-- start of Supplied material --

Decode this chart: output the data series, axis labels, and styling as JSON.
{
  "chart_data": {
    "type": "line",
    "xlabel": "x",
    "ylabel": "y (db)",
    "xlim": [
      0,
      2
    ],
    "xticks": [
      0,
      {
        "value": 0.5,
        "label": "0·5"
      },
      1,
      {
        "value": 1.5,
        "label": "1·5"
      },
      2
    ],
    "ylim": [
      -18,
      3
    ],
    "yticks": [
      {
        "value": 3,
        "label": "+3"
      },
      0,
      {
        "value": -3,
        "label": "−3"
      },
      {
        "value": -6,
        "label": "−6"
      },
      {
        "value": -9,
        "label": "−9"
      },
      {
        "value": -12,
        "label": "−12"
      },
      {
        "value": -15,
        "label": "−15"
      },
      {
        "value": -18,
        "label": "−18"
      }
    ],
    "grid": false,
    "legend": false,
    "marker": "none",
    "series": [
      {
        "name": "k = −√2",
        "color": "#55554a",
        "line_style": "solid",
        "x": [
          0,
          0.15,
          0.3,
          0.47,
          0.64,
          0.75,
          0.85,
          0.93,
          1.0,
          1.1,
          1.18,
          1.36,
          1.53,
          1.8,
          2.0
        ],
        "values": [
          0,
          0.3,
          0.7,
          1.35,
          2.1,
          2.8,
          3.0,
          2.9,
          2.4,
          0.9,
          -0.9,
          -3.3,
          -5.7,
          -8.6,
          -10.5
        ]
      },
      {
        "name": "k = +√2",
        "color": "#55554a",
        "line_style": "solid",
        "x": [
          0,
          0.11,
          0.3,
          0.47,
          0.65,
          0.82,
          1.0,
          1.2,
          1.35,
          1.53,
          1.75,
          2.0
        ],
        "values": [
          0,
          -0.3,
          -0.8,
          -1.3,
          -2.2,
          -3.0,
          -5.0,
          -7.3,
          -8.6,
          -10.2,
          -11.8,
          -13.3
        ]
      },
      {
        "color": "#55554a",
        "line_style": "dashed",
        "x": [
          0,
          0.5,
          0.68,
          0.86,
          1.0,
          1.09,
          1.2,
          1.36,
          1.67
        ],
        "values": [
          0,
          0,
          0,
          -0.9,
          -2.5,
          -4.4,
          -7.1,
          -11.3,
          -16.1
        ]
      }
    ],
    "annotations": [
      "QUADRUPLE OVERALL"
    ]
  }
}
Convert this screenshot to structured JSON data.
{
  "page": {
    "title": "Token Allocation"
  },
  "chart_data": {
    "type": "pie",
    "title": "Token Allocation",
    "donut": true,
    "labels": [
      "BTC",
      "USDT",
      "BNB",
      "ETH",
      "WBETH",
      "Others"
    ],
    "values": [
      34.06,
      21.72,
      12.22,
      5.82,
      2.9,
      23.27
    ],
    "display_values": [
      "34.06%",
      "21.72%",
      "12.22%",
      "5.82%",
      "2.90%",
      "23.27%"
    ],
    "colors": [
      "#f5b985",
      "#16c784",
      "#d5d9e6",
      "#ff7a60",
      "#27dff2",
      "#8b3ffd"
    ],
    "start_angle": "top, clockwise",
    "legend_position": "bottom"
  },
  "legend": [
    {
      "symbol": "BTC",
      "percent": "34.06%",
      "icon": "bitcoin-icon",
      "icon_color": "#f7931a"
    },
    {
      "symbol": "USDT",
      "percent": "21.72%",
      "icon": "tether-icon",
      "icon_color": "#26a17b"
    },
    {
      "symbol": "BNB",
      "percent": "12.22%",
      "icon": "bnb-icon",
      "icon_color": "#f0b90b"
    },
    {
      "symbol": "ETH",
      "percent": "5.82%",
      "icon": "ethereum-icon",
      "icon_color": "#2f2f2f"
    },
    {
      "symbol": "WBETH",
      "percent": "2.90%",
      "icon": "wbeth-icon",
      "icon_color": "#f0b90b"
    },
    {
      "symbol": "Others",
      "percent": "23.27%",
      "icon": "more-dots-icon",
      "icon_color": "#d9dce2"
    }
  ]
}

-- end of Supplied material --

- To do -
Extract each record, keeping it identical to the original.

- Exercise answer -
Decode this chart: output the data series, axis labels, and styling as JSON.
{
  "chart_data": {
    "type": "line",
    "xlabel": "x",
    "ylabel": "y (db)",
    "xlim": [
      0,
      2
    ],
    "xticks": [
      0,
      {
        "value": 0.5,
        "label": "0·5"
      },
      1,
      {
        "value": 1.5,
        "label": "1·5"
      },
      2
    ],
    "ylim": [
      -18,
      3
    ],
    "yticks": [
      {
        "value": 3,
        "label": "+3"
      },
      0,
      {
        "value": -3,
        "label": "−3"
      },
      {
        "value": -6,
        "label": "−6"
      },
      {
        "value": -9,
        "label": "−9"
      },
      {
        "value": -12,
        "label": "−12"
      },
      {
        "value": -15,
        "label": "−15"
      },
      {
        "value": -18,
        "label": "−18"
      }
    ],
    "grid": false,
    "legend": false,
    "marker": "none",
    "series": [
      {
        "name": "k = −√2",
        "color": "#55554a",
        "line_style": "solid",
        "x": [
          0,
          0.15,
          0.3,
          0.47,
          0.64,
          0.75,
          0.85,
          0.93,
          1.0,
          1.1,
          1.18,
          1.36,
          1.53,
          1.8,
          2.0
        ],
        "values": [
          0,
          0.3,
          0.7,
          1.35,
          2.1,
          2.8,
          3.0,
          2.9,
          2.4,
          0.9,
          -0.9,
          -3.3,
          -5.7,
          -8.6,
          -10.5
        ]
      },
      {
        "name": "k = +√2",
        "color": "#55554a",
        "line_style": "solid",
        "x": [
          0,
          0.11,
          0.3,
          0.47,
          0.65,
          0.82,
          1.0,
          1.2,
          1.35,
          1.53,
          1.75,
          2.0
        ],
        "values": [
          0,
          -0.3,
          -0.8,
          -1.3,
          -2.2,
          -3.0,
          -5.0,
          -7.3,
          -8.6,
          -10.2,
          -11.8,
          -13.3
        ]
      },
      {
        "color": "#55554a",
        "line_style": "dashed",
        "x": [
          0,
          0.5,
          0.68,
          0.86,
          1.0,
          1.09,
          1.2,
          1.36,
          1.67
        ],
        "values": [
          0,
          0,
          0,
          -0.9,
          -2.5,
          -4.4,
          -7.1,
          -11.3,
          -16.1
        ]
      }
    ],
    "annotations": [
      "QUADRUPLE OVERALL"
    ]
  }
}
Convert this screenshot to structured JSON data.
{
  "page": {
    "title": "Token Allocation"
  },
  "chart_data": {
    "type": "pie",
    "title": "Token Allocation",
    "donut": true,
    "labels": [
      "BTC",
      "USDT",
      "BNB",
      "ETH",
      "WBETH",
      "Others"
    ],
    "values": [
      34.06,
      21.72,
      12.22,
      5.82,
      2.9,
      23.27
    ],
    "display_values": [
      "34.06%",
      "21.72%",
      "12.22%",
      "5.82%",
      "2.90%",
      "23.27%"
    ],
    "colors": [
      "#f5b985",
      "#16c784",
      "#d5d9e6",
      "#ff7a60",
      "#27dff2",
      "#8b3ffd"
    ],
    "start_angle": "top, clockwise",
    "legend_position": "bottom"
  },
  "legend": [
    {
      "symbol": "BTC",
      "percent": "34.06%",
      "icon": "bitcoin-icon",
      "icon_color": "#f7931a"
    },
    {
      "symbol": "USDT",
      "percent": "21.72%",
      "icon": "tether-icon",
      "icon_color": "#26a17b"
    },
    {
      "symbol": "BNB",
      "percent": "12.22%",
      "icon": "bnb-icon",
      "icon_color": "#f0b90b"
    },
    {
      "symbol": "ETH",
      "percent": "5.82%",
      "icon": "ethereum-icon",
      "icon_color": "#2f2f2f"
    },
    {
      "symbol": "WBETH",
      "percent": "2.90%",
      "icon": "wbeth-icon",
      "icon_color": "#f0b90b"
    },
    {
      "symbol": "Others",
      "percent": "23.27%",
      "icon": "more-dots-icon",
      "icon_color": "#d9dce2"
    }
  ]
}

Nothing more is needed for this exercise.